+++ DATA FOR PROCESSING

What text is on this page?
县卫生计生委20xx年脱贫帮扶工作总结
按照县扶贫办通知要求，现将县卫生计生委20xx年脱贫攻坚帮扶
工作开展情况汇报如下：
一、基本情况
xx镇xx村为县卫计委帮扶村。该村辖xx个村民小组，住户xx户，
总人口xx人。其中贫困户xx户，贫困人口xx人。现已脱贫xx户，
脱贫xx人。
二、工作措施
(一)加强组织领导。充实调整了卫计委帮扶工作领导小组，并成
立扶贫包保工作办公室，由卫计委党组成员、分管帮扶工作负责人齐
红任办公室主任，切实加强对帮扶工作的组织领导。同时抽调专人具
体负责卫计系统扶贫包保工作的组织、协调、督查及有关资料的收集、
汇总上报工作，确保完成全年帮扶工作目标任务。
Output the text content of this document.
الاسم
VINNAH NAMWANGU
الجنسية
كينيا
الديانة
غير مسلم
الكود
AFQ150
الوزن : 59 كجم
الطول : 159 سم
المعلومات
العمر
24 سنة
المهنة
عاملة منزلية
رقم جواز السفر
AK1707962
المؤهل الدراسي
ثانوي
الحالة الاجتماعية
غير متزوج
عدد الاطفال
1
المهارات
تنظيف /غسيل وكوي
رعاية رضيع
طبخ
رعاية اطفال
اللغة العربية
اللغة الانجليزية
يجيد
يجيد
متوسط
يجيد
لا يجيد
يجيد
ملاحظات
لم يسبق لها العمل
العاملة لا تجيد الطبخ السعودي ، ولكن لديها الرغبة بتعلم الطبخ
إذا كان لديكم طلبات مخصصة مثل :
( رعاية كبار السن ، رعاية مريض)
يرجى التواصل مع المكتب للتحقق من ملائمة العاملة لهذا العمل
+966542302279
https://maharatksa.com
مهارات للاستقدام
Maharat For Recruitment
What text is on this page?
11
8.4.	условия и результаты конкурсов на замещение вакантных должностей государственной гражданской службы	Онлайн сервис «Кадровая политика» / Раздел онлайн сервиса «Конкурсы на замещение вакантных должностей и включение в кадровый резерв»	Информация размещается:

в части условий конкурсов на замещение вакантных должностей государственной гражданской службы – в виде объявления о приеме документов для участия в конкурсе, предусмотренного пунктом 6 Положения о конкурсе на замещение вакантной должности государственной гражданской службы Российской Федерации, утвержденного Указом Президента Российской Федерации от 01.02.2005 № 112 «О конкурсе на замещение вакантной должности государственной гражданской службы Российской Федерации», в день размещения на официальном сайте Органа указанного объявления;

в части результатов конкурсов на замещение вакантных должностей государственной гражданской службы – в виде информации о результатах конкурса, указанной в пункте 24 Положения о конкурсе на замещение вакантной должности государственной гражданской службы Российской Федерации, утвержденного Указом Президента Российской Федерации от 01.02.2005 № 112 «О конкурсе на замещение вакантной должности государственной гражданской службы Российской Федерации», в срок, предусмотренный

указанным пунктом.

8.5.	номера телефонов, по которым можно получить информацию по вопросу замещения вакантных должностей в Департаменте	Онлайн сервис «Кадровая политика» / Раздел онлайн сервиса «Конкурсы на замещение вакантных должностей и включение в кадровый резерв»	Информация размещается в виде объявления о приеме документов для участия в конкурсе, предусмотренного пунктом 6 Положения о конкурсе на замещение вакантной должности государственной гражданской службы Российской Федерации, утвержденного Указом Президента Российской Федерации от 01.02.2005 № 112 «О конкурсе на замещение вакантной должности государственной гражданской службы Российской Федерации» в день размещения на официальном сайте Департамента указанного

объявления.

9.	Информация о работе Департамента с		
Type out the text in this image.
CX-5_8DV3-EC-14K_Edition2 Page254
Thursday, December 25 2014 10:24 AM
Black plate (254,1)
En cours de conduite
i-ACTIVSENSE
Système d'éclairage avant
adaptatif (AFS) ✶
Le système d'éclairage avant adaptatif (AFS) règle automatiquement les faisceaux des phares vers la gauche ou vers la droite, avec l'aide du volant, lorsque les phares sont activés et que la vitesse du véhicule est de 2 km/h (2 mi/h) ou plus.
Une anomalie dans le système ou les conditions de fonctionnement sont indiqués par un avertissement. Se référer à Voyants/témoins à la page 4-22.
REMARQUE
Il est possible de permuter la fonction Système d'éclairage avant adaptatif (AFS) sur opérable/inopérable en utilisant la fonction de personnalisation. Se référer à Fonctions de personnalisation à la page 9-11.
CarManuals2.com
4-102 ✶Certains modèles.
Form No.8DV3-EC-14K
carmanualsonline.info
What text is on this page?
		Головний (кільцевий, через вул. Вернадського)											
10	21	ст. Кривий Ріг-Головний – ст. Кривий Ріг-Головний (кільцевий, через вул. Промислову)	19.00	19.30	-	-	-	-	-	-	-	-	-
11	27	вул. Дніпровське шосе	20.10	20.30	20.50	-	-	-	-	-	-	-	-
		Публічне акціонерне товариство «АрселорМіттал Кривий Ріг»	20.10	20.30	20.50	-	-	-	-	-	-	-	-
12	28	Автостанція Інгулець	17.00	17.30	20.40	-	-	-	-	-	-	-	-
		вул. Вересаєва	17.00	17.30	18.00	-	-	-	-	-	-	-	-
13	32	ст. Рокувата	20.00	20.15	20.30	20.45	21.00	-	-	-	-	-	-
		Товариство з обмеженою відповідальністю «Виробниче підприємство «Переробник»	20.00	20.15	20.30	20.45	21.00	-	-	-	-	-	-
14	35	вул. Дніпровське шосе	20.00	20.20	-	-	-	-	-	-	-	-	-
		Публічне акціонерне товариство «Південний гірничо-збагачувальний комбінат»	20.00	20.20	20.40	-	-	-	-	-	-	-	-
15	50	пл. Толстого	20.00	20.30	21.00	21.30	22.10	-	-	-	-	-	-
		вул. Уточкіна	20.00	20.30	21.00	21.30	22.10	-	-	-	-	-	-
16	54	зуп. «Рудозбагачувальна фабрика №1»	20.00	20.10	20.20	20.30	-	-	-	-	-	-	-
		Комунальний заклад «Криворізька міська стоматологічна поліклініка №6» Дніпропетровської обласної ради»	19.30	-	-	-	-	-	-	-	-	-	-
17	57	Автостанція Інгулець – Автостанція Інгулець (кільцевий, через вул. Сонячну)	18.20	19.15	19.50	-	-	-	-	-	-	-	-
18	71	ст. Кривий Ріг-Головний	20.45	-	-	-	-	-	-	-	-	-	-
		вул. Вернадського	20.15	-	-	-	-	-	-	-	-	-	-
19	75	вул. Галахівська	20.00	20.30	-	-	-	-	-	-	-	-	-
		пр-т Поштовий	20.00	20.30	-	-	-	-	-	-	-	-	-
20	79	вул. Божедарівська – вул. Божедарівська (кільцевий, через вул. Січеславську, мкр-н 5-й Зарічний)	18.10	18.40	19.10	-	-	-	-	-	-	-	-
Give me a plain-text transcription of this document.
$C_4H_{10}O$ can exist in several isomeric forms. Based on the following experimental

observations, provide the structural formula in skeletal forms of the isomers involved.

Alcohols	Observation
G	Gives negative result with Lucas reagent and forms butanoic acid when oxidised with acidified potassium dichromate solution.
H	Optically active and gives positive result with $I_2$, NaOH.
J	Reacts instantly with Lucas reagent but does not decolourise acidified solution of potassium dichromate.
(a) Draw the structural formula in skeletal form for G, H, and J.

++++++

WRITTEN REQUEST: Scan the material and collect every line that contains "резерв".

SOLUTION FOR THIS EXERCISE:
8.4.	условия и результаты конкурсов на замещение вакантных должностей государственной гражданской службы	Онлайн сервис «Кадровая политика» / Раздел онлайн сервиса «Конкурсы на замещение вакантных должностей и включение в кадровый резерв»	Информация размещается:
8.5.	номера телефонов, по которым можно получить информацию по вопросу замещения вакантных должностей в Департаменте	Онлайн сервис «Кадровая политика» / Раздел онлайн сервиса «Конкурсы на замещение вакантных должностей и включение в кадровый резерв»	Информация размещается в виде объявления о приеме документов для участия в конкурсе, предусмотренного пунктом 6 Положения о конкурсе на замещение вакантной должности государственной гражданской службы Российской Федерации, утвержденного Указом Президента Российской Федерации от 01.02.2005 № 112 «О конкурсе на замещение вакантной должности государственной гражданской службы Российской Федерации» в день размещения на официальном сайте Департамента указанного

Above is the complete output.